Given instruction:
In full and without alteration, repeat the material.

Start of Dataset entries

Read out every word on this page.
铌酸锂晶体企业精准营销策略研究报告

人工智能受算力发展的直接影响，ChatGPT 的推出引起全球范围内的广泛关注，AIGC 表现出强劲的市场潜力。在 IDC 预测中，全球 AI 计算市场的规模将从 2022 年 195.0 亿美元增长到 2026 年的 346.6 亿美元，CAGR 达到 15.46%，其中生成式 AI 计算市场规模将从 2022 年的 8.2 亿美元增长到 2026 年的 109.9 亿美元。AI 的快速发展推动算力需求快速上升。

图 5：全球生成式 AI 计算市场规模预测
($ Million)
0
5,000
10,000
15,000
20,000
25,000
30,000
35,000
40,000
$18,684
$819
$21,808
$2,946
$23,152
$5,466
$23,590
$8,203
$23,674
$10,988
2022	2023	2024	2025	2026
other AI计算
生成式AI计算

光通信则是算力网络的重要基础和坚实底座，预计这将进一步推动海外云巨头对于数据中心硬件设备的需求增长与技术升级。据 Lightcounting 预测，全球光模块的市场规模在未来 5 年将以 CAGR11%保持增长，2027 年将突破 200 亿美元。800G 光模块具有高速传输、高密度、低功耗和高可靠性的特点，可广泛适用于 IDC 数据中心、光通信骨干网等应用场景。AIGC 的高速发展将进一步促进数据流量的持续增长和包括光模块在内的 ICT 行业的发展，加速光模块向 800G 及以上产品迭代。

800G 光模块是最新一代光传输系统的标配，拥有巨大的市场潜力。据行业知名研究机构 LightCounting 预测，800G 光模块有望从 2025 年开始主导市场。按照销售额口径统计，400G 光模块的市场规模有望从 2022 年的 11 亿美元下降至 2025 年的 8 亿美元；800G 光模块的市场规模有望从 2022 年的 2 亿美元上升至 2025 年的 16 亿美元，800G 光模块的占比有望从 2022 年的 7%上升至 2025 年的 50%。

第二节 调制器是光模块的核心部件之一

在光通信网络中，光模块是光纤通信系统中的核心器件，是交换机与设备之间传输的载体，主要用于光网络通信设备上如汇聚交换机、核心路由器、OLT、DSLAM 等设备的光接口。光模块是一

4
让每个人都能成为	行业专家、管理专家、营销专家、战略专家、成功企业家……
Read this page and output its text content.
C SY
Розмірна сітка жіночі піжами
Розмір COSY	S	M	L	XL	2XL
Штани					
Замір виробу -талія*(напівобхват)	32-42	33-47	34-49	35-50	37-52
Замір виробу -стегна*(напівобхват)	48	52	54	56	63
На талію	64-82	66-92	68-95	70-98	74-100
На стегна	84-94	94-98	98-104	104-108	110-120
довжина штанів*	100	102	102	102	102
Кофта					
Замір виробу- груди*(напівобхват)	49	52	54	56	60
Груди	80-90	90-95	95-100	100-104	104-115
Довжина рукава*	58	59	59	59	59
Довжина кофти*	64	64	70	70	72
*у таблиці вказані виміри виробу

End of Dataset entries

Exercise answer:
Read out every word on this page.
铌酸锂晶体企业精准营销策略研究报告

人工智能受算力发展的直接影响，ChatGPT 的推出引起全球范围内的广泛关注，AIGC 表现出强劲的市场潜力。在 IDC 预测中，全球 AI 计算市场的规模将从 2022 年 195.0 亿美元增长到 2026 年的 346.6 亿美元，CAGR 达到 15.46%，其中生成式 AI 计算市场规模将从 2022 年的 8.2 亿美元增长到 2026 年的 109.9 亿美元。AI 的快速发展推动算力需求快速上升。

图 5：全球生成式 AI 计算市场规模预测
($ Million)
0
5,000
10,000
15,000
20,000
25,000
30,000
35,000
40,000
$18,684
$819
$21,808
$2,946
$23,152
$5,466
$23,590
$8,203
$23,674
$10,988
2022	2023	2024	2025	2026
other AI计算
生成式AI计算

光通信则是算力网络的重要基础和坚实底座，预计这将进一步推动海外云巨头对于数据中心硬件设备的需求增长与技术升级。据 Lightcounting 预测，全球光模块的市场规模在未来 5 年将以 CAGR11%保持增长，2027 年将突破 200 亿美元。800G 光模块具有高速传输、高密度、低功耗和高可靠性的特点，可广泛适用于 IDC 数据中心、光通信骨干网等应用场景。AIGC 的高速发展将进一步促进数据流量的持续增长和包括光模块在内的 ICT 行业的发展，加速光模块向 800G 及以上产品迭代。

800G 光模块是最新一代光传输系统的标配，拥有巨大的市场潜力。据行业知名研究机构 LightCounting 预测，800G 光模块有望从 2025 年开始主导市场。按照销售额口径统计，400G 光模块的市场规模有望从 2022 年的 11 亿美元下降至 2025 年的 8 亿美元；800G 光模块的市场规模有望从 2022 年的 2 亿美元上升至 2025 年的 16 亿美元，800G 光模块的占比有望从 2022 年的 7%上升至 2025 年的 50%。

第二节 调制器是光模块的核心部件之一

在光通信网络中，光模块是光纤通信系统中的核心器件，是交换机与设备之间传输的载体，主要用于光网络通信设备上如汇聚交换机、核心路由器、OLT、DSLAM 等设备的光接口。光模块是一

4
让每个人都能成为	行业专家、管理专家、营销专家、战略专家、成功企业家……
Read this page and output its text content.
C SY
Розмірна сітка жіночі піжами
Розмір COSY	S	M	L	XL	2XL
Штани					
Замір виробу -талія*(напівобхват)	32-42	33-47	34-49	35-50	37-52
Замір виробу -стегна*(напівобхват)	48	52	54	56	63
На талію	64-82	66-92	68-95	70-98	74-100
На стегна	84-94	94-98	98-104	104-108	110-120
довжина штанів*	100	102	102	102	102
Кофта					
Замір виробу- груди*(напівобхват)	49	52	54	56	60
Груди	80-90	90-95	95-100	100-104	104-115
Довжина рукава*	58	59	59	59	59
Довжина кофти*	64	64	70	70	72
*у таблиці вказані виміри виробу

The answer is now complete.